Pull out each line of the records holding the string "学校选择及名额设置".

[Records to use]
==*==
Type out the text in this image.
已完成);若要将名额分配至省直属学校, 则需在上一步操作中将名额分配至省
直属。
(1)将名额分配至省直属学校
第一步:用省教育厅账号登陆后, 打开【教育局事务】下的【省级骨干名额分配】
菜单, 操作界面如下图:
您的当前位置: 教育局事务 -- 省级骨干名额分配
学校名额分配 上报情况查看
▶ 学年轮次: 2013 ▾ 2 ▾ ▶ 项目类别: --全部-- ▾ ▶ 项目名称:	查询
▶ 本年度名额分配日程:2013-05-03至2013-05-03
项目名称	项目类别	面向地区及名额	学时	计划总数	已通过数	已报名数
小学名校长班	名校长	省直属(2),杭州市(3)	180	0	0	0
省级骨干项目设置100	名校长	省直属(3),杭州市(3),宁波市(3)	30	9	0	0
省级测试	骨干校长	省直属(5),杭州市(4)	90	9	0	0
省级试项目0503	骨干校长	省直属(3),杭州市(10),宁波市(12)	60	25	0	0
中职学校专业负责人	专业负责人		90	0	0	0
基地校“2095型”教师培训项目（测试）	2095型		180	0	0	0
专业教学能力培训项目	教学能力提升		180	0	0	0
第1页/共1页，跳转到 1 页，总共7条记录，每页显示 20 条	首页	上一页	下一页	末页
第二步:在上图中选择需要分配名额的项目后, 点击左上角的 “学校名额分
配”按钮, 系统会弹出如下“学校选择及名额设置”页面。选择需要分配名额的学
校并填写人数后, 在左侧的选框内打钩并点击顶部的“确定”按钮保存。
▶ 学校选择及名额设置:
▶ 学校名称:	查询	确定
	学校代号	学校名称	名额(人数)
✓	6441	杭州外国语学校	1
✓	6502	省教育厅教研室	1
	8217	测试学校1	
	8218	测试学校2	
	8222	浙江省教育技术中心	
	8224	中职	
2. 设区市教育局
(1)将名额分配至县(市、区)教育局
==*==
[Full response]
配”按钮, 系统会弹出如下“学校选择及名额设置”页面。选择需要分配名额的学
▶ 学校选择及名额设置:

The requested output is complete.